[PROBLEM DETAILS] Find every line in the records below that holds the word "Davlatning", and copy each one.

[TASK INPUTS]
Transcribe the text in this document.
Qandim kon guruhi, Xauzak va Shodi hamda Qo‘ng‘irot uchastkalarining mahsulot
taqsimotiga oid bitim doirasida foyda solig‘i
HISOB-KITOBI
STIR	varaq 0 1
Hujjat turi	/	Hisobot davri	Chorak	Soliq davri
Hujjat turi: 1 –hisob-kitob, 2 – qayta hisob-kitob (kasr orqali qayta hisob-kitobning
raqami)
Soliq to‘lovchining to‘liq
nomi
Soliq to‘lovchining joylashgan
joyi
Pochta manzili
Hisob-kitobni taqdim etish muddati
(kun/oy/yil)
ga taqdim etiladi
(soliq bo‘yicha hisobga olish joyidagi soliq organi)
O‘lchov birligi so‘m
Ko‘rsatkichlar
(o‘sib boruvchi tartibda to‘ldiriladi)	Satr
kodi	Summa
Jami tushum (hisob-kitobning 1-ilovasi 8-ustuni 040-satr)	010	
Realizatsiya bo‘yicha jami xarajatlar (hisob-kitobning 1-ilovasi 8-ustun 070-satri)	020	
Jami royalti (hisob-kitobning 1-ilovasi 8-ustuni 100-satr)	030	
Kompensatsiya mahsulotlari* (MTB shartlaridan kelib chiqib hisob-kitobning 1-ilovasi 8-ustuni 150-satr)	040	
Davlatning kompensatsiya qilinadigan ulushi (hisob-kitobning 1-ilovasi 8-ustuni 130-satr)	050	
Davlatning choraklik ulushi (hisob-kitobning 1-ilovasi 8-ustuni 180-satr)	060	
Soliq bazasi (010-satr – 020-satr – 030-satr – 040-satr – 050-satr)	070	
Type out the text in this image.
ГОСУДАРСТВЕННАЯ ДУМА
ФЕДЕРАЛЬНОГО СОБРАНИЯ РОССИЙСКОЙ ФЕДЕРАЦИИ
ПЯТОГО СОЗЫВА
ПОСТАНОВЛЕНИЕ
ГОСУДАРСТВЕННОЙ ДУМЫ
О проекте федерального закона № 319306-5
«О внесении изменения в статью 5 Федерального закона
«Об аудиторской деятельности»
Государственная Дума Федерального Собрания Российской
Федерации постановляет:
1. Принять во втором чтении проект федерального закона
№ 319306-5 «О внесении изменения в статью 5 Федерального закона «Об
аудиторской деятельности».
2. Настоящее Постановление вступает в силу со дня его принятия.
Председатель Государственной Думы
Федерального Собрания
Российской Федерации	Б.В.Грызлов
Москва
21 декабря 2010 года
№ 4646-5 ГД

[EXERCISE RESULT]
Davlatning kompensatsiya qilinadigan ulushi (hisob-kitobning 1-ilovasi 8-ustuni 130-satr)	050	
Davlatning choraklik ulushi (hisob-kitobning 1-ilovasi 8-ustuni 180-satr)	060	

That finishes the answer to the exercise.